Render the material again word for word, skipping the pictures in it.

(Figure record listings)
• • • • •

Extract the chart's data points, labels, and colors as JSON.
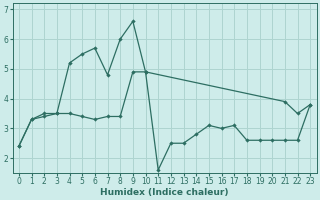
{
  "xlabel": "Humidex (Indice chaleur)",
  "xlim": [
    -0.5,
    23.5
  ],
  "ylim": [
    1.5,
    7.2
  ],
  "xticks": [
    0,
    1,
    2,
    3,
    4,
    5,
    6,
    7,
    8,
    9,
    10,
    11,
    12,
    13,
    14,
    15,
    16,
    17,
    18,
    19,
    20,
    21,
    22,
    23
  ],
  "yticks": [
    2,
    3,
    4,
    5,
    6,
    7
  ],
  "bg_color": "#ceecea",
  "grid_color": "#aed4d0",
  "line_color": "#2d6e62",
  "line1_x": [
    0,
    1,
    2,
    3,
    4,
    5,
    6,
    7,
    8,
    9,
    10,
    21,
    22,
    23
  ],
  "line1_y": [
    2.4,
    3.3,
    3.5,
    3.5,
    5.2,
    5.5,
    5.7,
    4.8,
    6.0,
    6.6,
    4.9,
    3.9,
    3.5,
    3.8
  ],
  "line2_x": [
    0,
    1,
    2,
    3,
    4,
    5,
    6,
    7,
    8,
    9,
    10,
    11,
    12,
    13,
    14,
    15,
    16,
    17,
    18,
    19,
    20,
    21,
    22,
    23
  ],
  "line2_y": [
    2.4,
    3.3,
    3.4,
    3.5,
    3.5,
    3.4,
    3.3,
    3.4,
    3.4,
    4.9,
    4.9,
    1.6,
    2.5,
    2.5,
    2.8,
    3.1,
    3.0,
    3.1,
    2.6,
    2.6,
    2.6,
    2.6,
    2.6,
    3.8
  ]
}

• • • • •

• WRITTEN RESPONSE:
Extract the chart's data points, labels, and colors as JSON.
{
  "xlabel": "Humidex (Indice chaleur)",
  "xlim": [
    -0.5,
    23.5
  ],
  "ylim": [
    1.5,
    7.2
  ],
  "xticks": [
    0,
    1,
    2,
    3,
    4,
    5,
    6,
    7,
    8,
    9,
    10,
    11,
    12,
    13,
    14,
    15,
    16,
    17,
    18,
    19,
    20,
    21,
    22,
    23
  ],
  "yticks": [
    2,
    3,
    4,
    5,
    6,
    7
  ],
  "bg_color": "#ceecea",
  "grid_color": "#aed4d0",
  "line_color": "#2d6e62",
  "line1_x": [
    0,
    1,
    2,
    3,
    4,
    5,
    6,
    7,
    8,
    9,
    10,
    21,
    22,
    23
  ],
  "line1_y": [
    2.4,
    3.3,
    3.5,
    3.5,
    5.2,
    5.5,
    5.7,
    4.8,
    6.0,
    6.6,
    4.9,
    3.9,
    3.5,
    3.8
  ],
  "line2_x": [
    0,
    1,
    2,
    3,
    4,
    5,
    6,
    7,
    8,
    9,
    10,
    11,
    12,
    13,
    14,
    15,
    16,
    17,
    18,
    19,
    20,
    21,
    22,
    23
  ],
  "line2_y": [
    2.4,
    3.3,
    3.4,
    3.5,
    3.5,
    3.4,
    3.3,
    3.4,
    3.4,
    4.9,
    4.9,
    1.6,
    2.5,
    2.5,
    2.8,
    3.1,
    3.0,
    3.1,
    2.6,
    2.6,
    2.6,
    2.6,
    2.6,
    3.8
  ]
}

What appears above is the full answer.